* [GIVEN EXERCISE]: Isolate every line in the records below with "Current" in it.

* [GIVEN DATA]:
════════════════
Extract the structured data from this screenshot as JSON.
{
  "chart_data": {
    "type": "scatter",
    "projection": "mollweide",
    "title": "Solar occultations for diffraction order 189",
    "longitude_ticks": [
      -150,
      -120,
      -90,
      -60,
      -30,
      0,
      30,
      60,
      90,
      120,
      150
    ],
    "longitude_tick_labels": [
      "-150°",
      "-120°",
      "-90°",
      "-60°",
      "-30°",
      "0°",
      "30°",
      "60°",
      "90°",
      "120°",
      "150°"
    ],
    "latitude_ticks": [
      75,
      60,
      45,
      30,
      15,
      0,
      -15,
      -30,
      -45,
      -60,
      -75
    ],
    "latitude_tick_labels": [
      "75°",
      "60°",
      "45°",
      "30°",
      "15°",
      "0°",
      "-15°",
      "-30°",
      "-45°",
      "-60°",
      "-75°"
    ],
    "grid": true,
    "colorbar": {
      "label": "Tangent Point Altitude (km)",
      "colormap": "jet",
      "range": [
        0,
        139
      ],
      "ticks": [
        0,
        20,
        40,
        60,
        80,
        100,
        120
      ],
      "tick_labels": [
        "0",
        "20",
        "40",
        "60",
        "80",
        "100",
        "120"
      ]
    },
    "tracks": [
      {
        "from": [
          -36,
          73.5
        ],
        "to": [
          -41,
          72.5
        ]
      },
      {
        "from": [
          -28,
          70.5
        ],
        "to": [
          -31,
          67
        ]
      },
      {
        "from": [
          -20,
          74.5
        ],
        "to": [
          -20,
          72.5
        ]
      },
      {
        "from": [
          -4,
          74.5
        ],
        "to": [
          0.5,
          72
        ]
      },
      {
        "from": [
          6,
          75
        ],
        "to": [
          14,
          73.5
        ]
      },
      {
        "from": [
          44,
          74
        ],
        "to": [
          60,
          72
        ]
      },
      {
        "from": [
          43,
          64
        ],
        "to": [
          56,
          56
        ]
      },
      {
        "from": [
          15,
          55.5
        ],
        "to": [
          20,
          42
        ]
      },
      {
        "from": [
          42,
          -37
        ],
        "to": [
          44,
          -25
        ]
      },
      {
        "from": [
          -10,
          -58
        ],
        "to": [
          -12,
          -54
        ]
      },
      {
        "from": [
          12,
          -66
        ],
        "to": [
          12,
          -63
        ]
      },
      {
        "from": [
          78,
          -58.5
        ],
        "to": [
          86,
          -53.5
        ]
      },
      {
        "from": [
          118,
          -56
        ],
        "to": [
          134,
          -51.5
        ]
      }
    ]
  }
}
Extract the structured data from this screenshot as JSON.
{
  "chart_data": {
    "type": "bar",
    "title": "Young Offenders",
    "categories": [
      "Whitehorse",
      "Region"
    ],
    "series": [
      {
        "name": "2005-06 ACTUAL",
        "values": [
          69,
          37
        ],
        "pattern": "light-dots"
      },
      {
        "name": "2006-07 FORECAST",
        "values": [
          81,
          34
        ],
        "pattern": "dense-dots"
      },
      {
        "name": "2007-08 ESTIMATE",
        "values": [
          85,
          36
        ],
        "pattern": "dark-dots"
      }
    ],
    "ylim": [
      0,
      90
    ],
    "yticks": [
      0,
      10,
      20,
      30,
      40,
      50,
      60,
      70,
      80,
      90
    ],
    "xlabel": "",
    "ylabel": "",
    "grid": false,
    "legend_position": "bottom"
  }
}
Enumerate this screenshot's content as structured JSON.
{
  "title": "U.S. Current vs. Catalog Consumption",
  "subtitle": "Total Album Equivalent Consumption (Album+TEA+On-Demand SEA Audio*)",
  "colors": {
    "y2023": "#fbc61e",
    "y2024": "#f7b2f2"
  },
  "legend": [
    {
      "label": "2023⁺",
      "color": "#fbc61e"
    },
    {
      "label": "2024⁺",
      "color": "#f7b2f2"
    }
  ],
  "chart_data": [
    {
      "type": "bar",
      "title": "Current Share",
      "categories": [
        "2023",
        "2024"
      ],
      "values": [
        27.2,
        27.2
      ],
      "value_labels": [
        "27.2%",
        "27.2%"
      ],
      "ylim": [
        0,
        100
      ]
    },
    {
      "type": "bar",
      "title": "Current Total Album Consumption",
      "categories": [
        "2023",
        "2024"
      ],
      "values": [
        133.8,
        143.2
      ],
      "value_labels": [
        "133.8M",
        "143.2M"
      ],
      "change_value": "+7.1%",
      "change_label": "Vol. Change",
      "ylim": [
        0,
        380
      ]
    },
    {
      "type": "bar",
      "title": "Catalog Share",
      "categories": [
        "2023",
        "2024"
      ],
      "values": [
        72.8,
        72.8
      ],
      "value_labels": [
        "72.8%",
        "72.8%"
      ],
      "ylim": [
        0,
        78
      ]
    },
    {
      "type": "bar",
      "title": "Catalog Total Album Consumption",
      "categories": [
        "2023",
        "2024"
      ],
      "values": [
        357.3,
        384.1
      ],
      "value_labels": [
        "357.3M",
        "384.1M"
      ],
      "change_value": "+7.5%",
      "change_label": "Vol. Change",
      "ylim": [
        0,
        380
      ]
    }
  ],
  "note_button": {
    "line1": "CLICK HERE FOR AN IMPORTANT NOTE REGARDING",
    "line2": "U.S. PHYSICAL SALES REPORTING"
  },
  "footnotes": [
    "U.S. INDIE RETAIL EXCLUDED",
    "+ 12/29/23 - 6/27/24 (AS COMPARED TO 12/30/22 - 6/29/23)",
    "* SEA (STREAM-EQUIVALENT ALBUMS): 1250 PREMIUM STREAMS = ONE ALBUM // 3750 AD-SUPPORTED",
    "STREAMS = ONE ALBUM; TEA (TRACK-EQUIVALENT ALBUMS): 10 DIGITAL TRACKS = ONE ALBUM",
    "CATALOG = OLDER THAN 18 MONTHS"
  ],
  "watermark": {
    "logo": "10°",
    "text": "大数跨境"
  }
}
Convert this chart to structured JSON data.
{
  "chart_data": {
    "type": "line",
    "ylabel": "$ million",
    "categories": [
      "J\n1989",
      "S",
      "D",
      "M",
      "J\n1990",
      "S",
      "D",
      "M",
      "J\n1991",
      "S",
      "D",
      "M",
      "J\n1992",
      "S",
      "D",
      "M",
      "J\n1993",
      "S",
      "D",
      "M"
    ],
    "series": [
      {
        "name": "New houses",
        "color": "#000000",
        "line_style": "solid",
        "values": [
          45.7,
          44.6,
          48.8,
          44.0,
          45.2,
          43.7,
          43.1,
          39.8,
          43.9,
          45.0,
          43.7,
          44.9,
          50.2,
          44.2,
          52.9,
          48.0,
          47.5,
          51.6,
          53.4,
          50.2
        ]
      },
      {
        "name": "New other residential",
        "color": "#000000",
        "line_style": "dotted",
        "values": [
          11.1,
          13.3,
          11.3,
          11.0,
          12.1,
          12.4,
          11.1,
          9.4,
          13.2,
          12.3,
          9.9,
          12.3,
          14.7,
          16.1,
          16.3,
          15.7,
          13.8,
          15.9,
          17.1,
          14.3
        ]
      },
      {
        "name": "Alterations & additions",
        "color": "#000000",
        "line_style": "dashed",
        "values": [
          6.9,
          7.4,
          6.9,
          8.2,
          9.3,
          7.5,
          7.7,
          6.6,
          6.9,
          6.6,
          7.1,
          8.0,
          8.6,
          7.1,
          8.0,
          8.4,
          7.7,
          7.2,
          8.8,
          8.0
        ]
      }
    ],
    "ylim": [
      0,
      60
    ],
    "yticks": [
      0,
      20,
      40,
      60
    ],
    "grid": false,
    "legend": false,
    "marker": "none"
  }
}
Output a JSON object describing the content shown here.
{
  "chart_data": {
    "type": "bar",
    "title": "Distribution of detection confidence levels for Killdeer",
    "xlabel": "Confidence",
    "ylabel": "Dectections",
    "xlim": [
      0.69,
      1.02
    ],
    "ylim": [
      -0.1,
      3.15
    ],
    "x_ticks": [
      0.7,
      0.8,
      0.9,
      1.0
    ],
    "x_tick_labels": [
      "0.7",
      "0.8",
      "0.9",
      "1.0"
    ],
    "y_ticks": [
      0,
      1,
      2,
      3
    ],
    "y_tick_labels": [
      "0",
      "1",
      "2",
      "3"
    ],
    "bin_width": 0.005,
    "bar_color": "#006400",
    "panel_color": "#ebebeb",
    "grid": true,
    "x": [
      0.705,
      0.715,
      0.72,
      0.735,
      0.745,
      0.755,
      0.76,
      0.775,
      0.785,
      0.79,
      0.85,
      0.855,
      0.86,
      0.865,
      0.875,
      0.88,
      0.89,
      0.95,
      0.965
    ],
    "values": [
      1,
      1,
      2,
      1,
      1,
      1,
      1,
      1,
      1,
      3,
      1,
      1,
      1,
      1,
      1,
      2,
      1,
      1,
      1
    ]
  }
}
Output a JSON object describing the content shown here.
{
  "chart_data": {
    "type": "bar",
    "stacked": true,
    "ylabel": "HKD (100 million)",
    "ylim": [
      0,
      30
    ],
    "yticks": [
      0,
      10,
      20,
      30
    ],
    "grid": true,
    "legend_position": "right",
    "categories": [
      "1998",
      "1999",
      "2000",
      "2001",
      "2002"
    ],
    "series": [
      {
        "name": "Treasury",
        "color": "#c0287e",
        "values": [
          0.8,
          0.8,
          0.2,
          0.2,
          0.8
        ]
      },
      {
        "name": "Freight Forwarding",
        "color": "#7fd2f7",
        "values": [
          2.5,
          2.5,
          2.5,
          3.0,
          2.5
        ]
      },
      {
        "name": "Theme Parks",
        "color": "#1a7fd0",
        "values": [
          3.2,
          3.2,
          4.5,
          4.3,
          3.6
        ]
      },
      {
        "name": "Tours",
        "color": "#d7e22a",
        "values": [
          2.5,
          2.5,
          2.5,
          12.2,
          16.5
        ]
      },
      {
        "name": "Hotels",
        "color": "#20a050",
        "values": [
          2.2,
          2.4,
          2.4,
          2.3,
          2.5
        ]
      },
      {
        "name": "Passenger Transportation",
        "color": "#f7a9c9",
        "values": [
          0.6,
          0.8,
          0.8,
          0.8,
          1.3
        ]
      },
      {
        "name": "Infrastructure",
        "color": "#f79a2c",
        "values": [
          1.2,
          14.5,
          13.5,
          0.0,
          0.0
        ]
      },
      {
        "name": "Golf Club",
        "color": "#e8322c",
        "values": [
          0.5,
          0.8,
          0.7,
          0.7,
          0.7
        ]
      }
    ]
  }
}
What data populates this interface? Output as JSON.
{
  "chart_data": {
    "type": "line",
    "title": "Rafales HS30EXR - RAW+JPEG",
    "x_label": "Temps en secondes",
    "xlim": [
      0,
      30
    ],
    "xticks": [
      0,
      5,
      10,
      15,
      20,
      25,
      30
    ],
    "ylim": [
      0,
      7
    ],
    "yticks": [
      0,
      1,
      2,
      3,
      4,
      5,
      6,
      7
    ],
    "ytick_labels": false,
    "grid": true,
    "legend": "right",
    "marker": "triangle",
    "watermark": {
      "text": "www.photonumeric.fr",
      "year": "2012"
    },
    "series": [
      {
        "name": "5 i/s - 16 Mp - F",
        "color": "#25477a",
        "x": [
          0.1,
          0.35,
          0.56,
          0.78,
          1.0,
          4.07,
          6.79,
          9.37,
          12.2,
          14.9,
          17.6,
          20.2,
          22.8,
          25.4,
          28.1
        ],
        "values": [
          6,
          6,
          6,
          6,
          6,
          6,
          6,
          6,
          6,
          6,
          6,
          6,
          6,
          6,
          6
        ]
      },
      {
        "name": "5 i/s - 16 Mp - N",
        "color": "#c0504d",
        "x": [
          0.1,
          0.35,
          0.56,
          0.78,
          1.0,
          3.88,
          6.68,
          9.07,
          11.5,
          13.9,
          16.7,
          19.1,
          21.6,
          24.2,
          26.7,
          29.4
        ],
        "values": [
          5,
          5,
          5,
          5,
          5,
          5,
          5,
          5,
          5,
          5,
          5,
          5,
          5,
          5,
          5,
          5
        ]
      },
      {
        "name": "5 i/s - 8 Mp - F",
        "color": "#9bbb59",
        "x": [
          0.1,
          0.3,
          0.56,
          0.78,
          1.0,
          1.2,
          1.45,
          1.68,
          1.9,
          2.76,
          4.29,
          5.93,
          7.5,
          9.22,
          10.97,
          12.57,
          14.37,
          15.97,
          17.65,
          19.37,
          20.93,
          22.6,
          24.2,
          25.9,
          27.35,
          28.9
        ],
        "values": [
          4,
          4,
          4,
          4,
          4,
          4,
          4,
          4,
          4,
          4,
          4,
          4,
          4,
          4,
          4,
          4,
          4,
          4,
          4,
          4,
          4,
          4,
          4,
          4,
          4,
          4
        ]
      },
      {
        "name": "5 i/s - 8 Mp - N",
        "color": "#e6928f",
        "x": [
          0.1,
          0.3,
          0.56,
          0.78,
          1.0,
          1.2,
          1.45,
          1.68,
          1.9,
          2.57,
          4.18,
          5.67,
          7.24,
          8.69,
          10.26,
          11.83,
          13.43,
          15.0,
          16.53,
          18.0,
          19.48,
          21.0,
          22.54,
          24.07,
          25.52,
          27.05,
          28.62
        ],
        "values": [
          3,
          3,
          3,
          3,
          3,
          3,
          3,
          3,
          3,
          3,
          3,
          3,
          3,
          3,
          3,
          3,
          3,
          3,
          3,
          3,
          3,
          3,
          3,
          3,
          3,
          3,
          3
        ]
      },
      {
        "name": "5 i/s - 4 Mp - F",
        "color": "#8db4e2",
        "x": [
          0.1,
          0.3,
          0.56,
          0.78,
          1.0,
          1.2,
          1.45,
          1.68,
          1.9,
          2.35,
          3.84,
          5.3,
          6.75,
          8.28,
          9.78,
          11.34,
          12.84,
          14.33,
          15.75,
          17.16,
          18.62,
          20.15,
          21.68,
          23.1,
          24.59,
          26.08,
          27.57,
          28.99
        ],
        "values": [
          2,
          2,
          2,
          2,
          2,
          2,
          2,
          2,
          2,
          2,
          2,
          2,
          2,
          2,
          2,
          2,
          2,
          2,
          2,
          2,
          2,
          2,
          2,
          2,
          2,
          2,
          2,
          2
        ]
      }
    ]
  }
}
════════════════
* [COMPLETED TASK]:
  "title": "U.S. Current vs. Catalog Consumption",
      "title": "Current Share",
      "title": "Current Total Album Consumption",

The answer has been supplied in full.